From the listing below, extract each entry exactly as written, minus the images.
────────────────
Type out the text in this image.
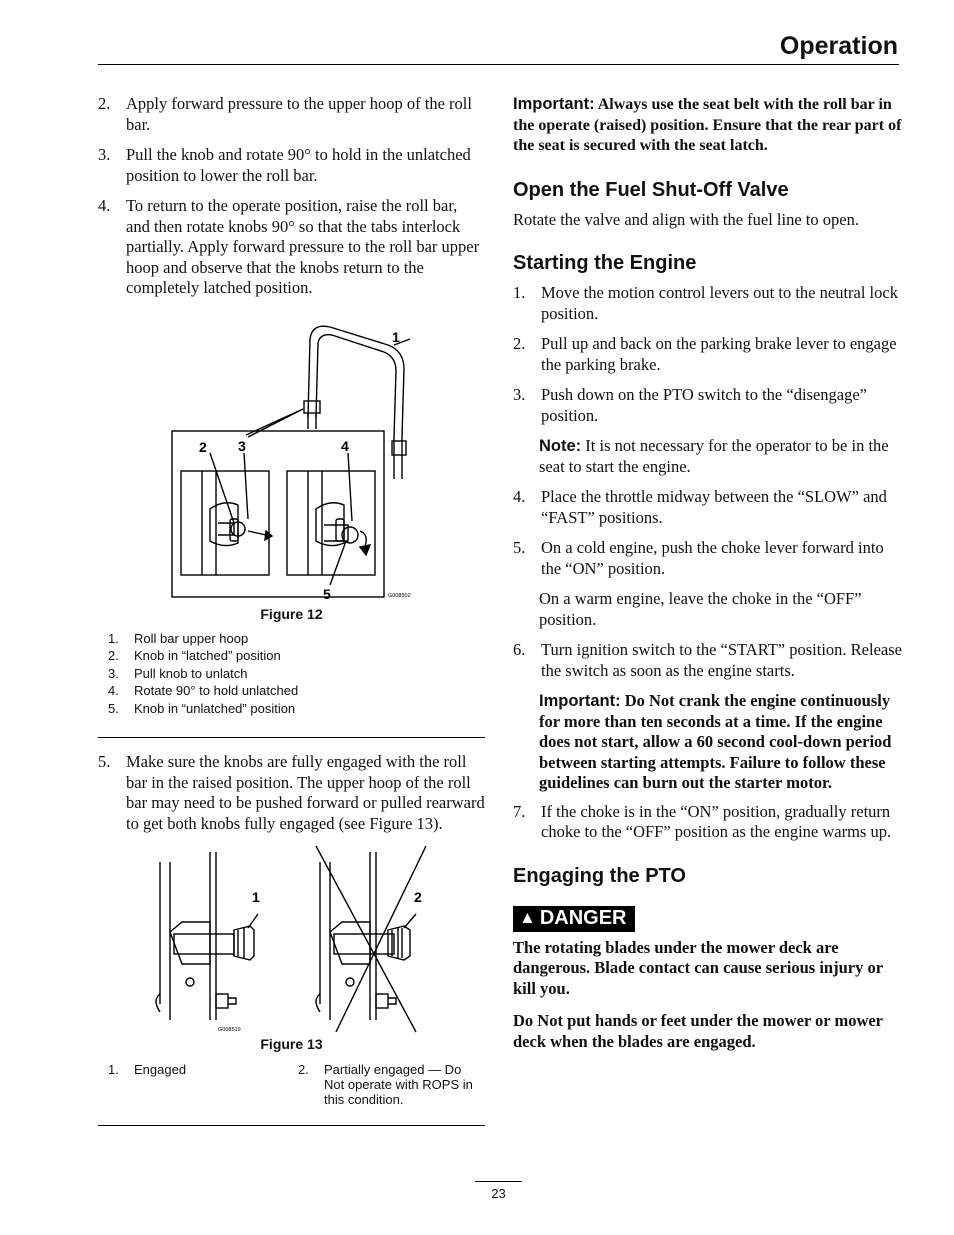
Operation
2. Apply forward pressure to the upper hoop of the roll bar.
3. Pull the knob and rotate 90° to hold in the unlatched position to lower the roll bar.
4. To return to the operate position, raise the roll bar, and then rotate knobs 90° so that the tabs interlock partially. Apply forward pressure to the roll bar upper hoop and observe that the knobs return to the completely latched position.
1
2 3	4
5	G008502
Figure 12
1.	Roll bar upper hoop
2.	Knob in “latched” position
3.	Pull knob to unlatch
4.	Rotate 90° to hold unlatched
5.	Knob in “unlatched” position
5. Make sure the knobs are fully engaged with the roll bar in the raised position. The upper hoop of the roll bar may need to be pushed forward or pulled rearward to get both knobs fully engaged (see Figure 13).
1	2
G008519
Figure 13
1.	Engaged	2.	Partially engaged — Do Not operate with ROPS in this condition.
Important: Always use the seat belt with the roll bar in the operate (raised) position. Ensure that the rear part of the seat is secured with the seat latch.
Open the Fuel Shut-Off Valve
Rotate the valve and align with the fuel line to open.
Starting the Engine
1. Move the motion control levers out to the neutral lock position.
2. Pull up and back on the parking brake lever to engage the parking brake.
3. Push down on the PTO switch to the “disengage” position.
Note: It is not necessary for the operator to be in the seat to start the engine.
4. Place the throttle midway between the “SLOW” and “FAST” positions.
5. On a cold engine, push the choke lever forward into the “ON” position.
On a warm engine, leave the choke in the “OFF” position.
6. Turn ignition switch to the “START” position. Release the switch as soon as the engine starts.
Important: Do Not crank the engine continuously for more than ten seconds at a time. If the engine does not start, allow a 60 second cool-down period between starting attempts. Failure to follow these guidelines can burn out the starter motor.
7. If the choke is in the “ON” position, gradually return choke to the “OFF” position as the engine warms up.
Engaging the PTO
▲ DANGER
The rotating blades under the mower deck are dangerous. Blade contact can cause serious injury or kill you.
Do Not put hands or feet under the mower or mower deck when the blades are engaged.
23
────────────────
Final result:
Type out the text in this image.
Operation
2. Apply forward pressure to the upper hoop of the roll bar.
3. Pull the knob and rotate 90° to hold in the unlatched position to lower the roll bar.
4. To return to the operate position, raise the roll bar, and then rotate knobs 90° so that the tabs interlock partially. Apply forward pressure to the roll bar upper hoop and observe that the knobs return to the completely latched position.
1
2 3	4
5	G008502
Figure 12
1.	Roll bar upper hoop
2.	Knob in “latched” position
3.	Pull knob to unlatch
4.	Rotate 90° to hold unlatched
5.	Knob in “unlatched” position
5. Make sure the knobs are fully engaged with the roll bar in the raised position. The upper hoop of the roll bar may need to be pushed forward or pulled rearward to get both knobs fully engaged (see Figure 13).
1	2
G008519
Figure 13
1.	Engaged	2.	Partially engaged — Do Not operate with ROPS in this condition.
Important: Always use the seat belt with the roll bar in the operate (raised) position. Ensure that the rear part of the seat is secured with the seat latch.
Open the Fuel Shut-Off Valve
Rotate the valve and align with the fuel line to open.
Starting the Engine
1. Move the motion control levers out to the neutral lock position.
2. Pull up and back on the parking brake lever to engage the parking brake.
3. Push down on the PTO switch to the “disengage” position.
Note: It is not necessary for the operator to be in the seat to start the engine.
4. Place the throttle midway between the “SLOW” and “FAST” positions.
5. On a cold engine, push the choke lever forward into the “ON” position.
On a warm engine, leave the choke in the “OFF” position.
6. Turn ignition switch to the “START” position. Release the switch as soon as the engine starts.
Important: Do Not crank the engine continuously for more than ten seconds at a time. If the engine does not start, allow a 60 second cool-down period between starting attempts. Failure to follow these guidelines can burn out the starter motor.
7. If the choke is in the “ON” position, gradually return choke to the “OFF” position as the engine warms up.
Engaging the PTO
▲ DANGER
The rotating blades under the mower deck are dangerous. Blade contact can cause serious injury or kill you.
Do Not put hands or feet under the mower or mower deck when the blades are engaged.
23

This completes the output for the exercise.